++++ Dataset content ++++

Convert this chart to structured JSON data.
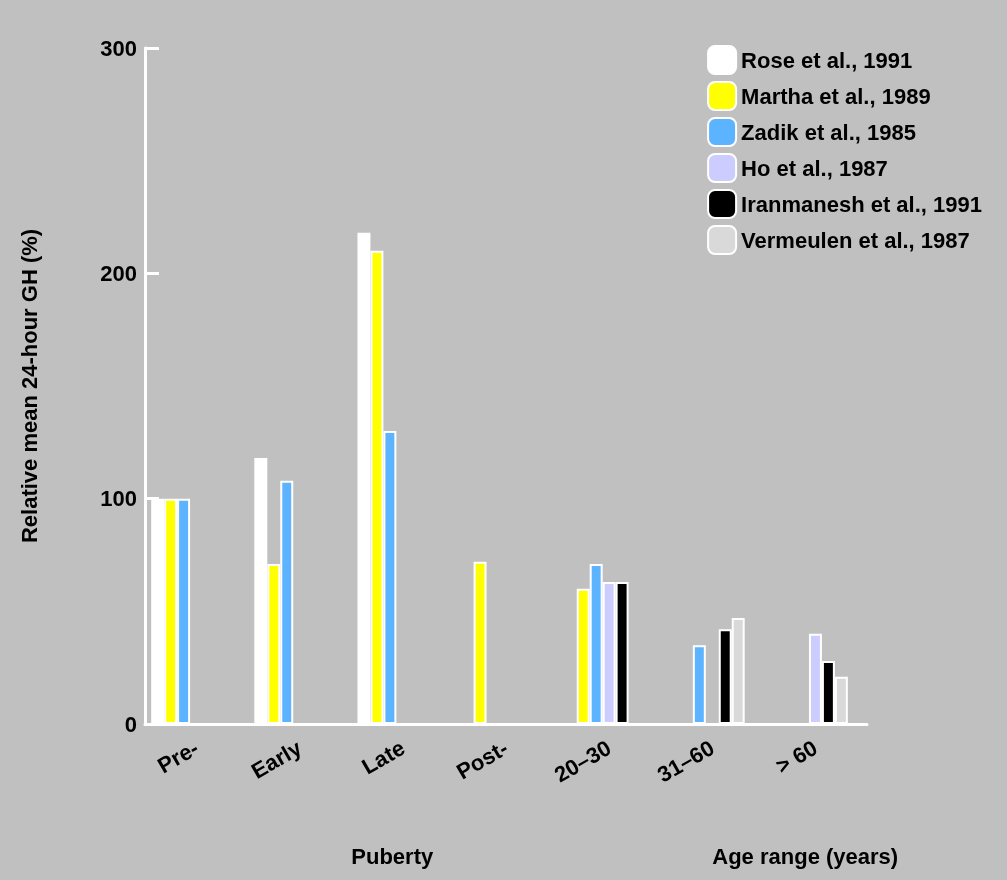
{
  "chart_data": {
    "type": "bar",
    "ylabel": "Relative mean 24-hour GH (%)",
    "categories": [
      "Pre-",
      "Early",
      "Late",
      "Post-",
      "20–30",
      "31–60",
      "> 60"
    ],
    "series": [
      {
        "name": "Rose et al., 1991",
        "color": "#ffffff",
        "values": [
          100,
          118,
          218,
          null,
          null,
          null,
          null
        ]
      },
      {
        "name": "Martha et al., 1989",
        "color": "#ffff00",
        "values": [
          100,
          71,
          210,
          72,
          60,
          null,
          null
        ]
      },
      {
        "name": "Zadik et al., 1985",
        "color": "#5cb3ff",
        "values": [
          100,
          108,
          130,
          null,
          71,
          35,
          null
        ]
      },
      {
        "name": "Ho et al., 1987",
        "color": "#ccccff",
        "values": [
          null,
          null,
          null,
          null,
          63,
          null,
          40
        ]
      },
      {
        "name": "Iranmanesh et al., 1991",
        "color": "#000000",
        "values": [
          null,
          null,
          null,
          null,
          63,
          42,
          28
        ]
      },
      {
        "name": "Vermeulen et al., 1987",
        "color": "#d9d9d9",
        "values": [
          null,
          null,
          null,
          null,
          null,
          47,
          21
        ]
      },
      {
        "color": "#e0e0e0",
        "values": [
          null,
          null,
          null,
          null,
          null,
          null,
          null
        ]
      }
    ],
    "ylim": [
      0,
      300
    ],
    "yticks": [
      0,
      100,
      200,
      300
    ],
    "grid": false,
    "legend": "top right",
    "annotations": [
      "Puberty",
      "Age range (years)"
    ]
  }
}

++++

_Exercise_
Pull out all lines in the data above that include "name".

_Result for this exercise_
        "name": "Rose et al., 1991",
        "name": "Martha et al., 1989",
        "name": "Zadik et al., 1985",
        "name": "Ho et al., 1987",
        "name": "Iranmanesh et al., 1991",
        "name": "Vermeulen et al., 1987",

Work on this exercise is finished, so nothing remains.